Required task: Lines that contain the string "color" are to be copied; leave out all others.

Items from a dataset

* start *

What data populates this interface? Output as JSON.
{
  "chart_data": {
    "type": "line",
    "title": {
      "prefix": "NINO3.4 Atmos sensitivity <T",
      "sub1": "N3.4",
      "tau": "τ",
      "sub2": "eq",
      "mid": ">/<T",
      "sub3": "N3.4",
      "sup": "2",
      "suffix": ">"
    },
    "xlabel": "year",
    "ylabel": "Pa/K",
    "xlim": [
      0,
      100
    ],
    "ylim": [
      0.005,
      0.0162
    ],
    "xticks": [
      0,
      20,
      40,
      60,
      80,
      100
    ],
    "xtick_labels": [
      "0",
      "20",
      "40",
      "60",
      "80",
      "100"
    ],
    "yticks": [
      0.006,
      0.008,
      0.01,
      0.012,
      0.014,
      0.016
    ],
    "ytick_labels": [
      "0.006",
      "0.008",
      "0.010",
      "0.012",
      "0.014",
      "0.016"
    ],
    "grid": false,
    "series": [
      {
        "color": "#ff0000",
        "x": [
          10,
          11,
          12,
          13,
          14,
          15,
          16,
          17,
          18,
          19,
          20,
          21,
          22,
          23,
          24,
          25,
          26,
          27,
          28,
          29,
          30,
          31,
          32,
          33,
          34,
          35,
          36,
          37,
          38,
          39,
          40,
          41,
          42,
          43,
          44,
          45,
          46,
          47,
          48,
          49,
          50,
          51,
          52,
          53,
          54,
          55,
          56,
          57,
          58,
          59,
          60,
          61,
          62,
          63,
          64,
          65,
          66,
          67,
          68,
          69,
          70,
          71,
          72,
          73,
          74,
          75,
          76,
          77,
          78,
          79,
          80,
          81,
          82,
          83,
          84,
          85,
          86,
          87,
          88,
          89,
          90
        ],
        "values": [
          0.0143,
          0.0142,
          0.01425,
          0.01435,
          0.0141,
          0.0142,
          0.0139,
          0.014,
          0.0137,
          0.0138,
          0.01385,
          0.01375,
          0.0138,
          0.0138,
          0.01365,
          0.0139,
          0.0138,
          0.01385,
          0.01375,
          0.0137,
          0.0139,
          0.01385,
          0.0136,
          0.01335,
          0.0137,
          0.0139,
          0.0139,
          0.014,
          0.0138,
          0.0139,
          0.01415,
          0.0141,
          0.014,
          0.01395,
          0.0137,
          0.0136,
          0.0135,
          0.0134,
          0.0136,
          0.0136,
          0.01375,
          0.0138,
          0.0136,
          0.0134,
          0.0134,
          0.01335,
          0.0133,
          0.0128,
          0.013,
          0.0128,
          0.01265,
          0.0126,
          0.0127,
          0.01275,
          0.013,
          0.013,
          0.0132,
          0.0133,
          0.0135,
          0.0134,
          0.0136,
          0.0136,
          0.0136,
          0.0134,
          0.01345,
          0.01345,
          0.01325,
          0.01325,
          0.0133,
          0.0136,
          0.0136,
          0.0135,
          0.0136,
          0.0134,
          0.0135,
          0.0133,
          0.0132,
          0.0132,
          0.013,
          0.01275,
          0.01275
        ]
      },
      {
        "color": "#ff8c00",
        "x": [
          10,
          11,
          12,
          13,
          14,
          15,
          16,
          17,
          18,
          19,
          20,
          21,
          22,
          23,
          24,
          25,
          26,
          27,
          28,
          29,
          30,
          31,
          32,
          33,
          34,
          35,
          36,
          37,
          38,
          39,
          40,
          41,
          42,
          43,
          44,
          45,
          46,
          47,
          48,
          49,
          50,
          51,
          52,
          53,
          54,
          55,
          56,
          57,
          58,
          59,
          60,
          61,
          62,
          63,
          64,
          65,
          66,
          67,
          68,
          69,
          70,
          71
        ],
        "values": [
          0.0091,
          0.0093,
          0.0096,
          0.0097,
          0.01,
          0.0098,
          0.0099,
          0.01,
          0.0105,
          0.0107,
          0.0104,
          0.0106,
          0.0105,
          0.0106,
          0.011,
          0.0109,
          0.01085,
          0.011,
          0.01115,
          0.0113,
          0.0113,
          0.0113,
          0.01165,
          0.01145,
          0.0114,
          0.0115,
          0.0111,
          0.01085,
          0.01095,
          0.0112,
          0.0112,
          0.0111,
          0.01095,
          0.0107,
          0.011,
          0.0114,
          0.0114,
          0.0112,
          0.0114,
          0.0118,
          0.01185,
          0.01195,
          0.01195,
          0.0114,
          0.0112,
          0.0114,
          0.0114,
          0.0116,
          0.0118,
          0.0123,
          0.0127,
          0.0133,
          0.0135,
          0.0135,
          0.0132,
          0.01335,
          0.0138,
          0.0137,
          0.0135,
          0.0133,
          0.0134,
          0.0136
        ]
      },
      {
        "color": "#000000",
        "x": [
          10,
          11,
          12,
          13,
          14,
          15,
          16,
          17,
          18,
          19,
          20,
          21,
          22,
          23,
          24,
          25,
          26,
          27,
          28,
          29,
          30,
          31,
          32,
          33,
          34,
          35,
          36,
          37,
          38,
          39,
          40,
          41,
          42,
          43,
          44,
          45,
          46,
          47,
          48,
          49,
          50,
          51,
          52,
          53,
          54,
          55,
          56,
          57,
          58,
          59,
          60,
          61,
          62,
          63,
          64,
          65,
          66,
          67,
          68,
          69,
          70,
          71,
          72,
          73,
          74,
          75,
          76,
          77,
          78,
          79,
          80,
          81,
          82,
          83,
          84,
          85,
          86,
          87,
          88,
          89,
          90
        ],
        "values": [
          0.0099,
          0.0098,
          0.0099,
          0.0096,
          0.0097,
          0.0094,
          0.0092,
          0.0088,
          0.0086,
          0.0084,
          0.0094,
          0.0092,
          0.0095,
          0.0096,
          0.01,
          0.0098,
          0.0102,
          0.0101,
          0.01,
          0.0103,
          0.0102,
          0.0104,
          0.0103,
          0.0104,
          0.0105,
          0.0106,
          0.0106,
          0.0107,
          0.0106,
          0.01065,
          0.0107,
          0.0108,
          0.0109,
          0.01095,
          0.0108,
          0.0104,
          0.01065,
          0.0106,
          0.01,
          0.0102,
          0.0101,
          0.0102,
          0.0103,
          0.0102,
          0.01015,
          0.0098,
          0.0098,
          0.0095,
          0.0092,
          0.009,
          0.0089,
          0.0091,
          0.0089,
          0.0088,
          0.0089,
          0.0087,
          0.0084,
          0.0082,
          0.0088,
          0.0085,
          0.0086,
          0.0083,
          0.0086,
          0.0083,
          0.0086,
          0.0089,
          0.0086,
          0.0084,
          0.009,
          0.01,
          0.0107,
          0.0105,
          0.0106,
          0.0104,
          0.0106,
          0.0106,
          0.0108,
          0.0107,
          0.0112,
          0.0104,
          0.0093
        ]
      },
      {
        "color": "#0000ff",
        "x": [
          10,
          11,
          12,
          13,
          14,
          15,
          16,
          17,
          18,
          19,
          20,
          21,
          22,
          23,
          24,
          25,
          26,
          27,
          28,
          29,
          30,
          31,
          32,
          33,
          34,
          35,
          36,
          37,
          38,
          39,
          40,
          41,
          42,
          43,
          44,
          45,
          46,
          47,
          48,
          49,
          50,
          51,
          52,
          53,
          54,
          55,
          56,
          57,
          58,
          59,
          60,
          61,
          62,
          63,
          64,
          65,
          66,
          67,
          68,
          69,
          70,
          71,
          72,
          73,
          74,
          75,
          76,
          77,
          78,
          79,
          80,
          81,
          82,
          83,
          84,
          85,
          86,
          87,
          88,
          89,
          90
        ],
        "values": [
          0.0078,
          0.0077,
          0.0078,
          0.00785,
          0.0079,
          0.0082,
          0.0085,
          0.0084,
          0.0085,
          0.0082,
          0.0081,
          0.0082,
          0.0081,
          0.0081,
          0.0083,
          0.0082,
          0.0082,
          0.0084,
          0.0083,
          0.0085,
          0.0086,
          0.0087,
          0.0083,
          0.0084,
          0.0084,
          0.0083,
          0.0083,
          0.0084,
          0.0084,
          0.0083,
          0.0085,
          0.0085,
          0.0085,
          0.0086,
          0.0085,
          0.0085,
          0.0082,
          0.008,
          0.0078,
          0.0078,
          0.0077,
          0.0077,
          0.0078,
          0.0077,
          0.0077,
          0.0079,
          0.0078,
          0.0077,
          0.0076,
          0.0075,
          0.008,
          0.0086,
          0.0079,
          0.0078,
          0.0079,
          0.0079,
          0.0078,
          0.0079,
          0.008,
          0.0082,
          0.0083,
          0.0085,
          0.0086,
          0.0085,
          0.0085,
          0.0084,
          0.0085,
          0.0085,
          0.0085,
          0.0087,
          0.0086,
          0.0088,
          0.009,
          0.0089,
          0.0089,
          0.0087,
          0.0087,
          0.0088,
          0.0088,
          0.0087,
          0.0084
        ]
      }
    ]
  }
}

* end *

Written response:
        "color": "#ff0000",
        "color": "#ff8c00",
        "color": "#000000",
        "color": "#0000ff",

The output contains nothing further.